═════ MATERIAL PROVIDED
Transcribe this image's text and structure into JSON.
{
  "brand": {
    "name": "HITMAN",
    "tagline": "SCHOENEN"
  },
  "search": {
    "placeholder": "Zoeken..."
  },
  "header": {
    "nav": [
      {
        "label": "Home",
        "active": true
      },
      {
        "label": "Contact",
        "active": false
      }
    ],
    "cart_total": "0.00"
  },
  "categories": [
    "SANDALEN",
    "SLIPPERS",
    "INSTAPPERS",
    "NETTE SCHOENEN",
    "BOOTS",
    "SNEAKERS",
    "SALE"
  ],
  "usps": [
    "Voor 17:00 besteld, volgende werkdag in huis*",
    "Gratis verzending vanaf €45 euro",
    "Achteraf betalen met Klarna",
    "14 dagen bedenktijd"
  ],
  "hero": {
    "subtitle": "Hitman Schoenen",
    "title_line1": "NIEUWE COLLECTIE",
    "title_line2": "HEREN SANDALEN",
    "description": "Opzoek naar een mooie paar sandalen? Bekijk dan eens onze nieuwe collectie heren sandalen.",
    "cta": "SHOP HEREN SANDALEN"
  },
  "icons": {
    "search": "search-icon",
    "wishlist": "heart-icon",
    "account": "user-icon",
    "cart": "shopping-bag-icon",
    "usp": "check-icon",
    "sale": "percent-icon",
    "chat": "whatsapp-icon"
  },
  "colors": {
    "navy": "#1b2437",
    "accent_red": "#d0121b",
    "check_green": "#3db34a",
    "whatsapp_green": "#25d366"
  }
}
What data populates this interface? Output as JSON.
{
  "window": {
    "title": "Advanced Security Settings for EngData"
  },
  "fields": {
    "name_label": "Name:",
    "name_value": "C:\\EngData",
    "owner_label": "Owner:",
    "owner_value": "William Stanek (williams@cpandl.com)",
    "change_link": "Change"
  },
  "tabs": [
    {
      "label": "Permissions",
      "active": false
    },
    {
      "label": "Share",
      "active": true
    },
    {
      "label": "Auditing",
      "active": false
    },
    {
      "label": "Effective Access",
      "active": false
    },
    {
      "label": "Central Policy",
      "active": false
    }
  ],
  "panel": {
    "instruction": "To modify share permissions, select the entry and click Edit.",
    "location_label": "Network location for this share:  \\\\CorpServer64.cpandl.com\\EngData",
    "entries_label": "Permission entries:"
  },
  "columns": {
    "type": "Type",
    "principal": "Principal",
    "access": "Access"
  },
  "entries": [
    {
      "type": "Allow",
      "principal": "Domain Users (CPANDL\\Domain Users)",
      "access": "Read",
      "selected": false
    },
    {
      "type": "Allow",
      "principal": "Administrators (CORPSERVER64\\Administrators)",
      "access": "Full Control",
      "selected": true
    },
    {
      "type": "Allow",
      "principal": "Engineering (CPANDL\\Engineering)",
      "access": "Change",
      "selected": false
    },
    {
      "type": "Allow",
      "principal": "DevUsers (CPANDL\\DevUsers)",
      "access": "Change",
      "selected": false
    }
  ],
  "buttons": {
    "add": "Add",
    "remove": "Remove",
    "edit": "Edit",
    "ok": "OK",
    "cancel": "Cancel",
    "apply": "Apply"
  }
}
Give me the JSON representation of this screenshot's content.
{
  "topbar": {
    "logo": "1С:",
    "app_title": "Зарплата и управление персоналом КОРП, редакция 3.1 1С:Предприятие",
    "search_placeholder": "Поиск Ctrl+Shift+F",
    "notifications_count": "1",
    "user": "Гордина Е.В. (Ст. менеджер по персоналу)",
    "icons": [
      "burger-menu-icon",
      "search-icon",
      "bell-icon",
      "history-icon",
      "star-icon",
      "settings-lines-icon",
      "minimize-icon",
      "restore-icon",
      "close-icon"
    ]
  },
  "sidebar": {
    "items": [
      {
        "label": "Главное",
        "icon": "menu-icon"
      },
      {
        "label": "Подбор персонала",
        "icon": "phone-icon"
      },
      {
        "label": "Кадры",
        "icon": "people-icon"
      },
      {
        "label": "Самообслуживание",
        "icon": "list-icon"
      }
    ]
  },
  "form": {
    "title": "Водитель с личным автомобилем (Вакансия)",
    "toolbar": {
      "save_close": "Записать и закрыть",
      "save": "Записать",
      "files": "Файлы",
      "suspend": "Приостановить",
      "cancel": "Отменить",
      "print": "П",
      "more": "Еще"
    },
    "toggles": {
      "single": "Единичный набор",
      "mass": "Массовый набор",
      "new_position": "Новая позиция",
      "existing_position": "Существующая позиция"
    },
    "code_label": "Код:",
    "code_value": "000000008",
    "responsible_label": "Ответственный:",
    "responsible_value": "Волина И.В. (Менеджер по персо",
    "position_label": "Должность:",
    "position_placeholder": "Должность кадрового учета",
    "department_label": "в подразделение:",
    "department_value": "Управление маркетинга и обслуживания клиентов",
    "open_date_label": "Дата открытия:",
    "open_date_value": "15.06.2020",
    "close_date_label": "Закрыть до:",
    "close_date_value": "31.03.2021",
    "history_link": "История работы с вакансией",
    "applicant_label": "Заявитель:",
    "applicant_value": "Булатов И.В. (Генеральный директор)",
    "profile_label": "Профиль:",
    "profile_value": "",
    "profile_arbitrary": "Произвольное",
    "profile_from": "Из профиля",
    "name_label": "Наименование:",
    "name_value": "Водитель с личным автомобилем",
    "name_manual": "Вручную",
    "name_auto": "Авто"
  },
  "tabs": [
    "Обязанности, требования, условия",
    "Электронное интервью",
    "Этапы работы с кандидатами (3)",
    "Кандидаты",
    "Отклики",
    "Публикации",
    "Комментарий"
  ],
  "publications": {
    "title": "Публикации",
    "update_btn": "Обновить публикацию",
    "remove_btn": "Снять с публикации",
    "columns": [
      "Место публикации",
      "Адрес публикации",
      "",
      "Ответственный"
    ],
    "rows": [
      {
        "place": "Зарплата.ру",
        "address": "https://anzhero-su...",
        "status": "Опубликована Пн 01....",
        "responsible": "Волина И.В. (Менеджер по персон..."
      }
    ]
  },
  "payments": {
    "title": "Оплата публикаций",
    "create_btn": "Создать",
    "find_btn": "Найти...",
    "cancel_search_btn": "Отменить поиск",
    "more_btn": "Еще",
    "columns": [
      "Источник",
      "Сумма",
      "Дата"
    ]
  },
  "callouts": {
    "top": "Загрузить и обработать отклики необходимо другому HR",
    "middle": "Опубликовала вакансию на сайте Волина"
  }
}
══════════
** EXERCISE INSTRUCTIONS **
Nothing in the data may differ; print all of it exactly as written.

** RESULT **
Transcribe this image's text and structure into JSON.
{
  "brand": {
    "name": "HITMAN",
    "tagline": "SCHOENEN"
  },
  "search": {
    "placeholder": "Zoeken..."
  },
  "header": {
    "nav": [
      {
        "label": "Home",
        "active": true
      },
      {
        "label": "Contact",
        "active": false
      }
    ],
    "cart_total": "0.00"
  },
  "categories": [
    "SANDALEN",
    "SLIPPERS",
    "INSTAPPERS",
    "NETTE SCHOENEN",
    "BOOTS",
    "SNEAKERS",
    "SALE"
  ],
  "usps": [
    "Voor 17:00 besteld, volgende werkdag in huis*",
    "Gratis verzending vanaf €45 euro",
    "Achteraf betalen met Klarna",
    "14 dagen bedenktijd"
  ],
  "hero": {
    "subtitle": "Hitman Schoenen",
    "title_line1": "NIEUWE COLLECTIE",
    "title_line2": "HEREN SANDALEN",
    "description": "Opzoek naar een mooie paar sandalen? Bekijk dan eens onze nieuwe collectie heren sandalen.",
    "cta": "SHOP HEREN SANDALEN"
  },
  "icons": {
    "search": "search-icon",
    "wishlist": "heart-icon",
    "account": "user-icon",
    "cart": "shopping-bag-icon",
    "usp": "check-icon",
    "sale": "percent-icon",
    "chat": "whatsapp-icon"
  },
  "colors": {
    "navy": "#1b2437",
    "accent_red": "#d0121b",
    "check_green": "#3db34a",
    "whatsapp_green": "#25d366"
  }
}
What data populates this interface? Output as JSON.
{
  "window": {
    "title": "Advanced Security Settings for EngData"
  },
  "fields": {
    "name_label": "Name:",
    "name_value": "C:\\EngData",
    "owner_label": "Owner:",
    "owner_value": "William Stanek (williams@cpandl.com)",
    "change_link": "Change"
  },
  "tabs": [
    {
      "label": "Permissions",
      "active": false
    },
    {
      "label": "Share",
      "active": true
    },
    {
      "label": "Auditing",
      "active": false
    },
    {
      "label": "Effective Access",
      "active": false
    },
    {
      "label": "Central Policy",
      "active": false
    }
  ],
  "panel": {
    "instruction": "To modify share permissions, select the entry and click Edit.",
    "location_label": "Network location for this share:  \\\\CorpServer64.cpandl.com\\EngData",
    "entries_label": "Permission entries:"
  },
  "columns": {
    "type": "Type",
    "principal": "Principal",
    "access": "Access"
  },
  "entries": [
    {
      "type": "Allow",
      "principal": "Domain Users (CPANDL\\Domain Users)",
      "access": "Read",
      "selected": false
    },
    {
      "type": "Allow",
      "principal": "Administrators (CORPSERVER64\\Administrators)",
      "access": "Full Control",
      "selected": true
    },
    {
      "type": "Allow",
      "principal": "Engineering (CPANDL\\Engineering)",
      "access": "Change",
      "selected": false
    },
    {
      "type": "Allow",
      "principal": "DevUsers (CPANDL\\DevUsers)",
      "access": "Change",
      "selected": false
    }
  ],
  "buttons": {
    "add": "Add",
    "remove": "Remove",
    "edit": "Edit",
    "ok": "OK",
    "cancel": "Cancel",
    "apply": "Apply"
  }
}
Give me the JSON representation of this screenshot's content.
{
  "topbar": {
    "logo": "1С:",
    "app_title": "Зарплата и управление персоналом КОРП, редакция 3.1 1С:Предприятие",
    "search_placeholder": "Поиск Ctrl+Shift+F",
    "notifications_count": "1",
    "user": "Гордина Е.В. (Ст. менеджер по персоналу)",
    "icons": [
      "burger-menu-icon",
      "search-icon",
      "bell-icon",
      "history-icon",
      "star-icon",
      "settings-lines-icon",
      "minimize-icon",
      "restore-icon",
      "close-icon"
    ]
  },
  "sidebar": {
    "items": [
      {
        "label": "Главное",
        "icon": "menu-icon"
      },
      {
        "label": "Подбор персонала",
        "icon": "phone-icon"
      },
      {
        "label": "Кадры",
        "icon": "people-icon"
      },
      {
        "label": "Самообслуживание",
        "icon": "list-icon"
      }
    ]
  },
  "form": {
    "title": "Водитель с личным автомобилем (Вакансия)",
    "toolbar": {
      "save_close": "Записать и закрыть",
      "save": "Записать",
      "files": "Файлы",
      "suspend": "Приостановить",
      "cancel": "Отменить",
      "print": "П",
      "more": "Еще"
    },
    "toggles": {
      "single": "Единичный набор",
      "mass": "Массовый набор",
      "new_position": "Новая позиция",
      "existing_position": "Существующая позиция"
    },
    "code_label": "Код:",
    "code_value": "000000008",
    "responsible_label": "Ответственный:",
    "responsible_value": "Волина И.В. (Менеджер по персо",
    "position_label": "Должность:",
    "position_placeholder": "Должность кадрового учета",
    "department_label": "в подразделение:",
    "department_value": "Управление маркетинга и обслуживания клиентов",
    "open_date_label": "Дата открытия:",
    "open_date_value": "15.06.2020",
    "close_date_label": "Закрыть до:",
    "close_date_value": "31.03.2021",
    "history_link": "История работы с вакансией",
    "applicant_label": "Заявитель:",
    "applicant_value": "Булатов И.В. (Генеральный директор)",
    "profile_label": "Профиль:",
    "profile_value": "",
    "profile_arbitrary": "Произвольное",
    "profile_from": "Из профиля",
    "name_label": "Наименование:",
    "name_value": "Водитель с личным автомобилем",
    "name_manual": "Вручную",
    "name_auto": "Авто"
  },
  "tabs": [
    "Обязанности, требования, условия",
    "Электронное интервью",
    "Этапы работы с кандидатами (3)",
    "Кандидаты",
    "Отклики",
    "Публикации",
    "Комментарий"
  ],
  "publications": {
    "title": "Публикации",
    "update_btn": "Обновить публикацию",
    "remove_btn": "Снять с публикации",
    "columns": [
      "Место публикации",
      "Адрес публикации",
      "",
      "Ответственный"
    ],
    "rows": [
      {
        "place": "Зарплата.ру",
        "address": "https://anzhero-su...",
        "status": "Опубликована Пн 01....",
        "responsible": "Волина И.В. (Менеджер по персон..."
      }
    ]
  },
  "payments": {
    "title": "Оплата публикаций",
    "create_btn": "Создать",
    "find_btn": "Найти...",
    "cancel_search_btn": "Отменить поиск",
    "more_btn": "Еще",
    "columns": [
      "Источник",
      "Сумма",
      "Дата"
    ]
  },
  "callouts": {
    "top": "Загрузить и обработать отклики необходимо другому HR",
    "middle": "Опубликовала вакансию на сайте Волина"
  }
}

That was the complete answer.